Your task is to copy every line of the entries that contains "amtliche".

※

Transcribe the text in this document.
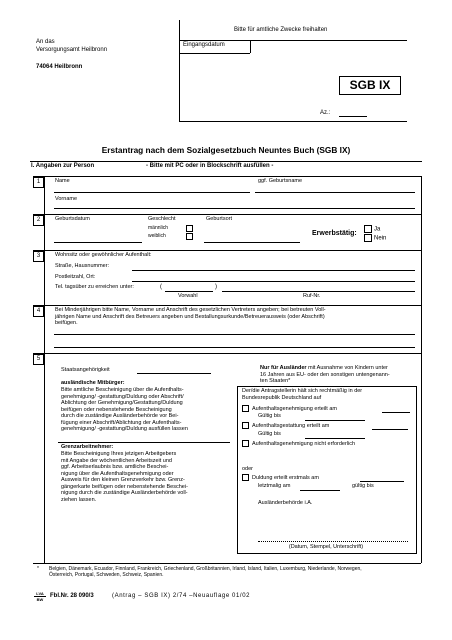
Bitte für amtliche Zwecke freihalten
An das
Versorgungsamt Heilbronn
74064 Heilbronn
Eingangsdatum
SGB IX
Az.:
Erstantrag nach dem Sozialgesetzbuch Neuntes Buch (SGB IX)
I. Angaben zur Person	- Bitte mit PC oder in Blockschrift ausfüllen -
1	Name	ggf. Geburtsname
Vorname
2	Geburtsdatum	Geschlecht
männlich
weiblich
Geburtsort
Erwerbstätig:
Ja
Nein
3	Wohnsitz oder gewöhnlicher Aufenthalt:
Straße, Hausnummer:
Postleitzahl, Ort:
Tel. tagsüber zu erreichen unter:	(	)
Vorwahl	Ruf-Nr.
4	Bei Minderjährigen bitte Name, Vorname und Anschrift des gesetzlichen Vertreters angeben; bei betreuten Voll-
jährigen Name und Anschrift des Betreuers angeben und Bestallungsurkunde/Betreuerausweis (oder Abschrift)
beifügen.
5
Staatsangehörigkeit
ausländische Mitbürger:
Bitte amtliche Bescheinigung über die Aufenthalts-
genehmigung/ -gestattung/Duldung oder Abschrift/
Ablichtung der Genehmigung/Gestattung/Duldung
beifügen oder nebenstehende Bescheinigung
durch die zuständige Ausländerbehörde vor Bei-
fügung einer Abschrift/Ablichtung der Aufenthalts-
genehmigung/ -gestattung/Duldung ausfüllen lassen
Grenzarbeitnehmer:
Bitte Bescheinigung Ihres jetzigen Arbeitgebers
mit Angabe der wöchentlichen Arbeitszeit und
ggf. Arbeitserlaubnis bzw. amtliche Beschei-
nigung über die Aufenthaltsgenehmigung oder
Ausweis für den kleinen Grenzverkehr bzw. Grenz-
gängerkarte beifügen oder nebenstehende Beschei-
nigung durch die zuständige Ausländerbehörde voll-
ziehen lassen.
Nur für Ausländer mit Ausnahme von Kindern unter
16 Jahren aus EU- oder den sonstigen untengenann-
ten Staaten*
Der/die Antragstellerin hält sich rechtmäßig in der
Bundesrepublik Deutschland auf
Aufenthaltsgenehmigung erteilt am
Gültig bis
Aufenthaltsgestattung erteilt am
Gültig bis
Aufenthaltsgenehmigung nicht erforderlich
oder
Duldung erteilt erstmals am
letztmalig am	gültig bis
Ausländerbehörde i.A.
(Datum, Stempel, Unterschrift)
* Belgien, Dänemark, Ecuador, Finnland, Frankreich, Griechenland, Großbritannien, Irland, Island, Italien, Luxemburg, Niederlande, Norwegen,
Österreich, Portugal, Schweden, Schweiz, Spanien.
LVA
BW
Fbl.Nr. 28 090/3	(Antrag – SGB IX) 2/74 –Neuauflage 01/02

※

TASK OUTPUT:
Bitte für amtliche Zwecke freihalten
Bitte amtliche Bescheinigung über die Aufenthalts-
ggf. Arbeitserlaubnis bzw. amtliche Beschei-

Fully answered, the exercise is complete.